**SHORT TASK**
In the entries below, count every line with the string "ylabel". State the count and nothing else.

Source data:
+ + + + + + +

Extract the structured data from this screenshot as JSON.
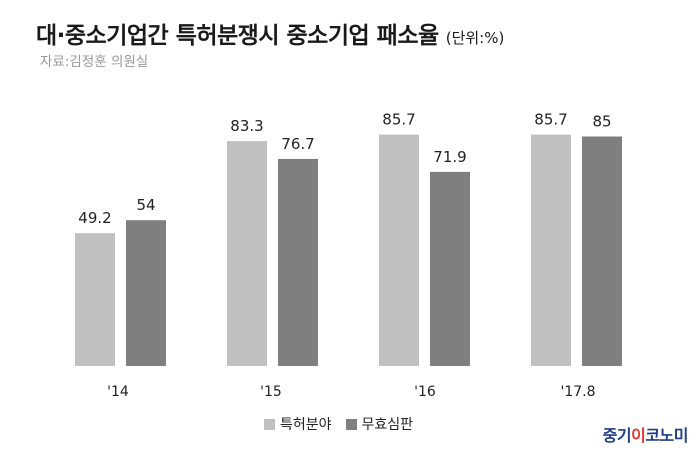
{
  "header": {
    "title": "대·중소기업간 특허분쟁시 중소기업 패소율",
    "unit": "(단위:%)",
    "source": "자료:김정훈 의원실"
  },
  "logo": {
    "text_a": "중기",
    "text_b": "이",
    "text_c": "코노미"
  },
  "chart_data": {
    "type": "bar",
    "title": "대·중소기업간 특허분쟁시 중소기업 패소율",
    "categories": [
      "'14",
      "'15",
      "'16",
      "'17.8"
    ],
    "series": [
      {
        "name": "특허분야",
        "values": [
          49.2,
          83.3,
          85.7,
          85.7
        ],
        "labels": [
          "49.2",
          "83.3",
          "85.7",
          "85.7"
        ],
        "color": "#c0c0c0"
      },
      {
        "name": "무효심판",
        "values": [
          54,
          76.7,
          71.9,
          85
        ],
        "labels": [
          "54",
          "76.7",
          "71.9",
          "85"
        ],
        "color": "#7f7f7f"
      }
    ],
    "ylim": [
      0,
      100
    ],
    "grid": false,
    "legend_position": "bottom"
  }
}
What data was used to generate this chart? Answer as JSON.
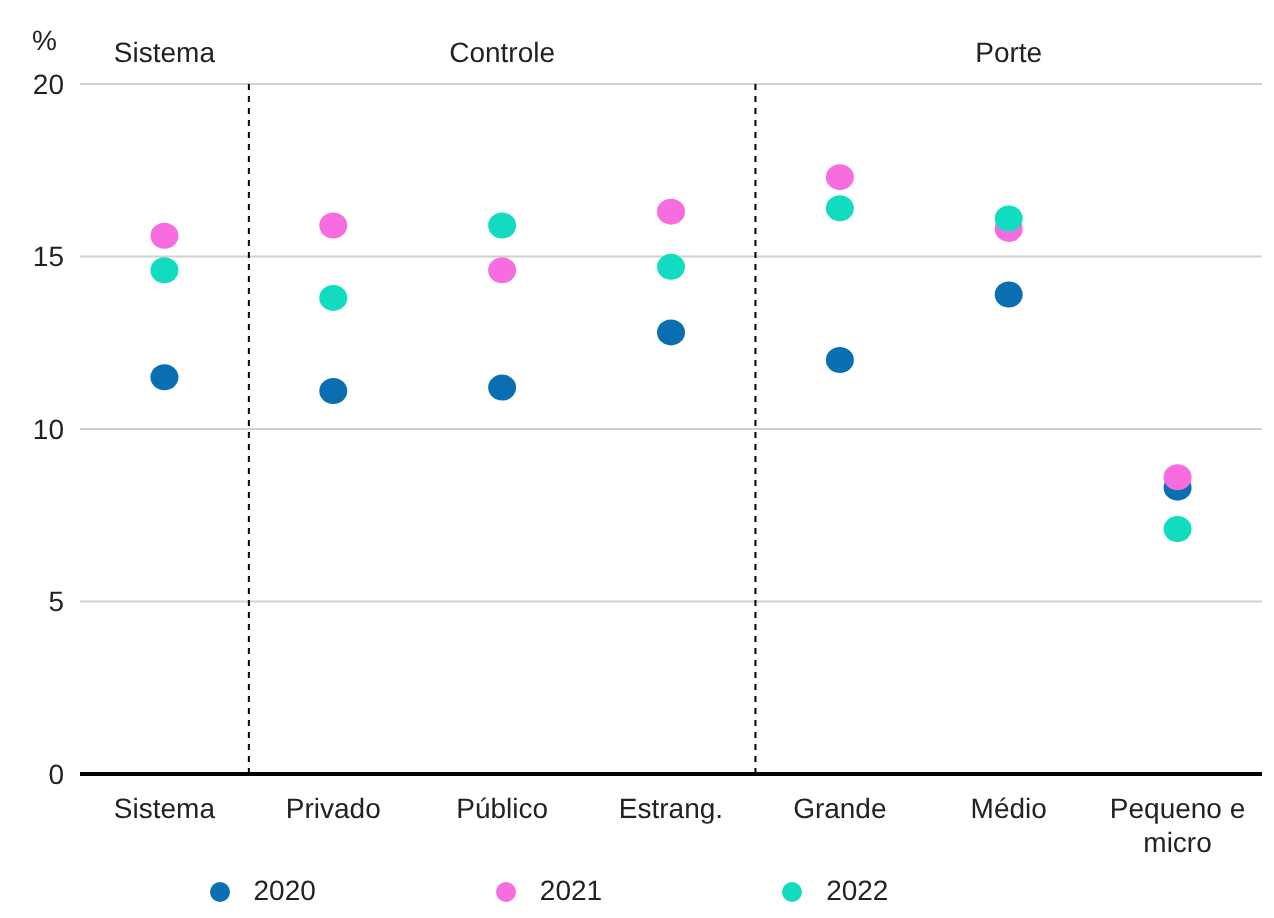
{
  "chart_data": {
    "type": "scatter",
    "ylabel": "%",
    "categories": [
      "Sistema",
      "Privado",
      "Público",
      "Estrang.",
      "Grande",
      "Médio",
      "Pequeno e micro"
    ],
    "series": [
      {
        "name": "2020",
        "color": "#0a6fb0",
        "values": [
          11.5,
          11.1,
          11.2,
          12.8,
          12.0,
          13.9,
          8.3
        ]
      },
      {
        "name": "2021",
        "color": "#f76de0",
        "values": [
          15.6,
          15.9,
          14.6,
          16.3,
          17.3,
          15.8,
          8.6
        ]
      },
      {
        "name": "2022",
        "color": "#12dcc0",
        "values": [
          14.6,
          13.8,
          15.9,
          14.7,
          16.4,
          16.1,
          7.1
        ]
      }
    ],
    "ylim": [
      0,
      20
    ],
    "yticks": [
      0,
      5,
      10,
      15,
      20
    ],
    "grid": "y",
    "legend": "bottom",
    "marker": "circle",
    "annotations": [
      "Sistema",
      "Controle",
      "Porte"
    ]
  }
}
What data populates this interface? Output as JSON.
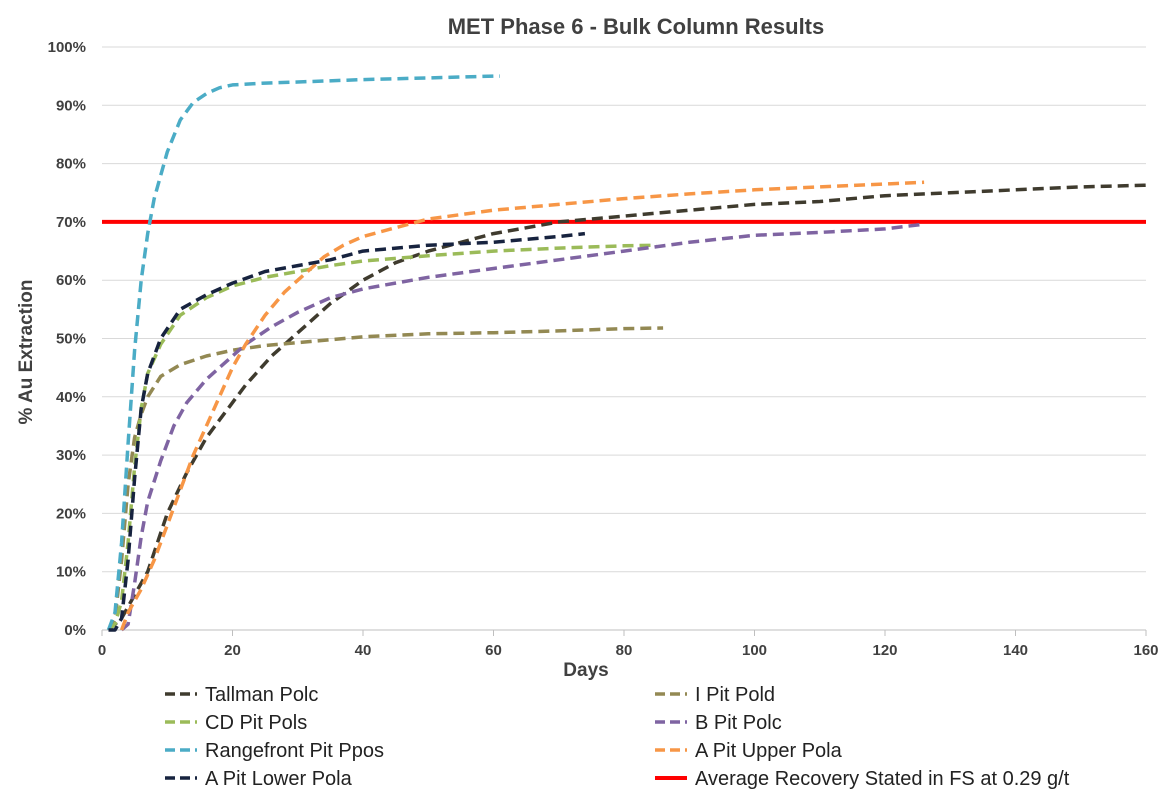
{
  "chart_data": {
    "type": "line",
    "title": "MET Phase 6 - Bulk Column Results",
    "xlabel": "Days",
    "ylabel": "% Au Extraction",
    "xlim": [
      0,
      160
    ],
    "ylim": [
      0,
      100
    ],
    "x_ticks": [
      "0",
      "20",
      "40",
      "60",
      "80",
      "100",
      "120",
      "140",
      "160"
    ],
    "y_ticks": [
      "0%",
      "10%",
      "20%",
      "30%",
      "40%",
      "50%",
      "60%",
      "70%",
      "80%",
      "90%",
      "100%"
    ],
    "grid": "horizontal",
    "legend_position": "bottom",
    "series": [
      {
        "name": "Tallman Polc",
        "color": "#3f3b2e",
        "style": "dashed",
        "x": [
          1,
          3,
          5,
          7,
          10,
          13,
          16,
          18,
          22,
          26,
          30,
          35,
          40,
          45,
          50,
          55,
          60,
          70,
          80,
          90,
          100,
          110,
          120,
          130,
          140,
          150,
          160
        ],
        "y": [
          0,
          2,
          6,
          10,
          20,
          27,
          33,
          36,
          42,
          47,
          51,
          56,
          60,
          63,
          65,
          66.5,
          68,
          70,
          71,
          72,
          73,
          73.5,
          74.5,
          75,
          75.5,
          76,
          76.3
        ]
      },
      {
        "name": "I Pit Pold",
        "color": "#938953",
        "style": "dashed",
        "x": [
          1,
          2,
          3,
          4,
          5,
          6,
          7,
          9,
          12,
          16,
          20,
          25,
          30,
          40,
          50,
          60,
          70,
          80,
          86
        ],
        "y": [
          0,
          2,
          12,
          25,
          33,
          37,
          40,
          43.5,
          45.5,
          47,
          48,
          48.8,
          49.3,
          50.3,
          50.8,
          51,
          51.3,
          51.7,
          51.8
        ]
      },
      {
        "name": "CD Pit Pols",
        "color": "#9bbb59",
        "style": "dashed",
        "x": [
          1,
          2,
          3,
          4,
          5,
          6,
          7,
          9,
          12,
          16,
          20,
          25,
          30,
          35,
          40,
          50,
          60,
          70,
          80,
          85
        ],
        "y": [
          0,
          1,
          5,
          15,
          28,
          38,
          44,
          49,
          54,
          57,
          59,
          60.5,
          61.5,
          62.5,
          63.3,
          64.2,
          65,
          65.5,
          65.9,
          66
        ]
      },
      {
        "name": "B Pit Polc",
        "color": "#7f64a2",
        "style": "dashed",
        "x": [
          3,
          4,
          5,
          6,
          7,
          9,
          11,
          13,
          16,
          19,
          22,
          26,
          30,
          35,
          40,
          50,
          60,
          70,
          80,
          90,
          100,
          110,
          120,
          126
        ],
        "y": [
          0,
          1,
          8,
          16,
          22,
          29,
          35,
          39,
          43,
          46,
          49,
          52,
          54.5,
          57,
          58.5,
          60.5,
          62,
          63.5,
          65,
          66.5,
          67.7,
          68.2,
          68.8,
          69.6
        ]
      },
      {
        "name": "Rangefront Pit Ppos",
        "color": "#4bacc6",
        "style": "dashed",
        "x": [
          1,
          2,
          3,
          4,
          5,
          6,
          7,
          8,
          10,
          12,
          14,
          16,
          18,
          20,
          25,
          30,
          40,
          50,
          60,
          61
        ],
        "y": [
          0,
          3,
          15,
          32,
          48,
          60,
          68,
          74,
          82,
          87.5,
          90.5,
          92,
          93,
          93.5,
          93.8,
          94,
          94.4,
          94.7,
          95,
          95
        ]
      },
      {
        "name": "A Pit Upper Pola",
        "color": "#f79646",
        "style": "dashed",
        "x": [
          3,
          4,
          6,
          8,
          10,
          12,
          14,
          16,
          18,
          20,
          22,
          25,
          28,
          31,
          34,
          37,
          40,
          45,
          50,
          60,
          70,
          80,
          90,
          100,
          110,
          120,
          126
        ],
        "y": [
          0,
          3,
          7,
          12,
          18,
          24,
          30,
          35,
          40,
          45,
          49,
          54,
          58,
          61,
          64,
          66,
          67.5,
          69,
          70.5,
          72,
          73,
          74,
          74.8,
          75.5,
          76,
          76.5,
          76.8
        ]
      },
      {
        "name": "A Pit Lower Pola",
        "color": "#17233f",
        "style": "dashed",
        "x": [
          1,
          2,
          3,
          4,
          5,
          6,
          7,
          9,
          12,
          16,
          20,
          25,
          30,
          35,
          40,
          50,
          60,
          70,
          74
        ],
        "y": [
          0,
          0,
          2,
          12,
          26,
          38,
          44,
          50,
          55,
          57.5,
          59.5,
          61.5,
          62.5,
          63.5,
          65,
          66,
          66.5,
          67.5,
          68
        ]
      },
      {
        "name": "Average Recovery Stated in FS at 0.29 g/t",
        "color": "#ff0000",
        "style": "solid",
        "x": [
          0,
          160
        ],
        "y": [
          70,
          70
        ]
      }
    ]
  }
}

+ + + + + + +

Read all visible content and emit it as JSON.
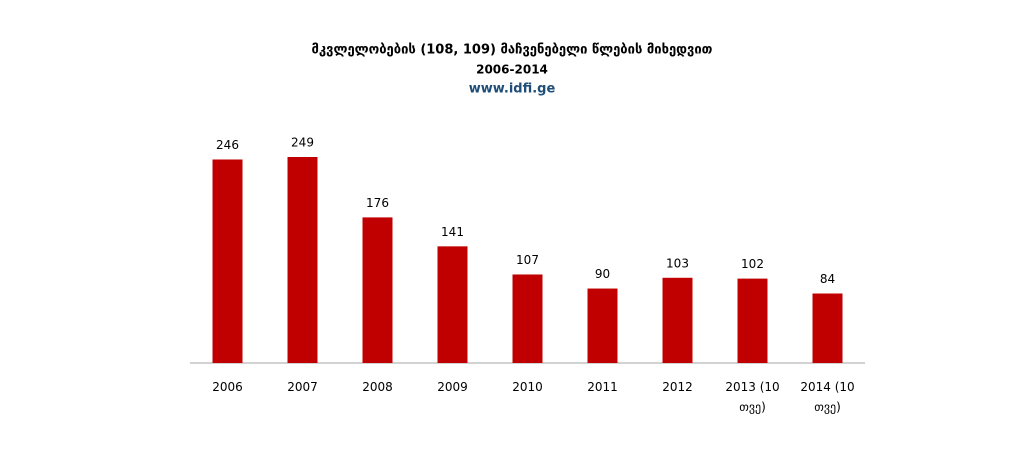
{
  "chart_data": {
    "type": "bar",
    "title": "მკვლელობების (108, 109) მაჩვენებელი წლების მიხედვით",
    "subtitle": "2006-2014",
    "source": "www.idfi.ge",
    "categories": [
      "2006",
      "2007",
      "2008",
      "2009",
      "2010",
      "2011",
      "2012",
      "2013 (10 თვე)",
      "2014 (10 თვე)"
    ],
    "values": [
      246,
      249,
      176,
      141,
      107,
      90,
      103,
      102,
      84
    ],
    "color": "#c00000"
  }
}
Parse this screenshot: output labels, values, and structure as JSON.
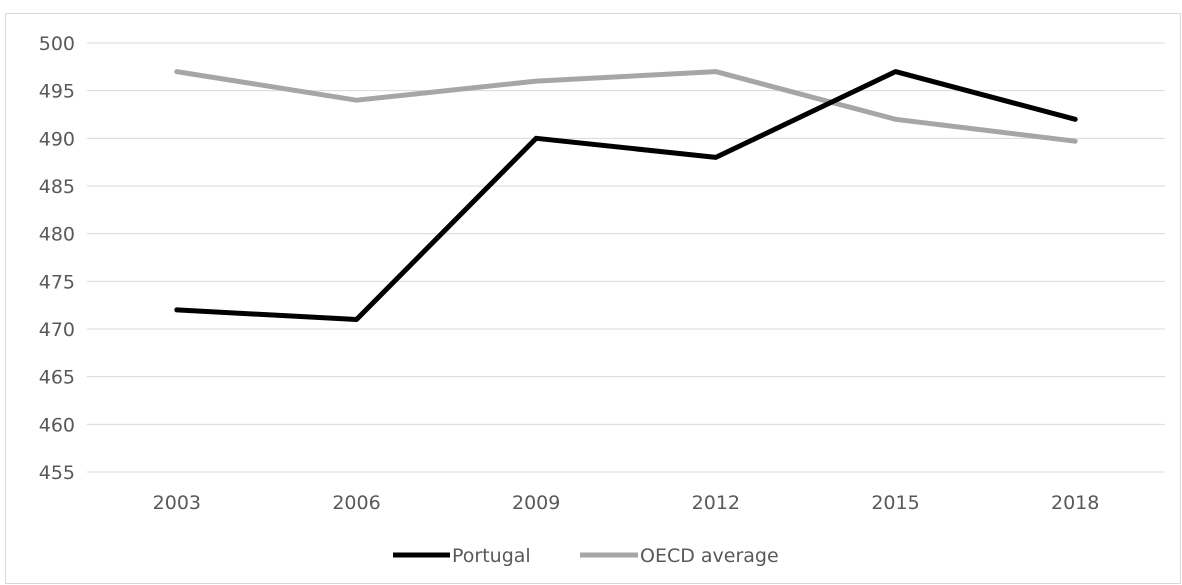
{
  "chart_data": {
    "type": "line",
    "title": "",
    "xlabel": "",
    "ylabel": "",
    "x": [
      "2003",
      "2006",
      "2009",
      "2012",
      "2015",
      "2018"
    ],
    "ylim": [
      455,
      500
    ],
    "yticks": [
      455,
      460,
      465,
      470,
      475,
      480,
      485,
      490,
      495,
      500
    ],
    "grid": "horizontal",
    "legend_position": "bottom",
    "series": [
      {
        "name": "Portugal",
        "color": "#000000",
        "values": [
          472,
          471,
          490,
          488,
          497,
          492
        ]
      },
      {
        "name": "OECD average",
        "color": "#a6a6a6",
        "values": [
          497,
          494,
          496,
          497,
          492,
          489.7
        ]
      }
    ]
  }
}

+ + + + + + +

**WORKED SOLUTION**
3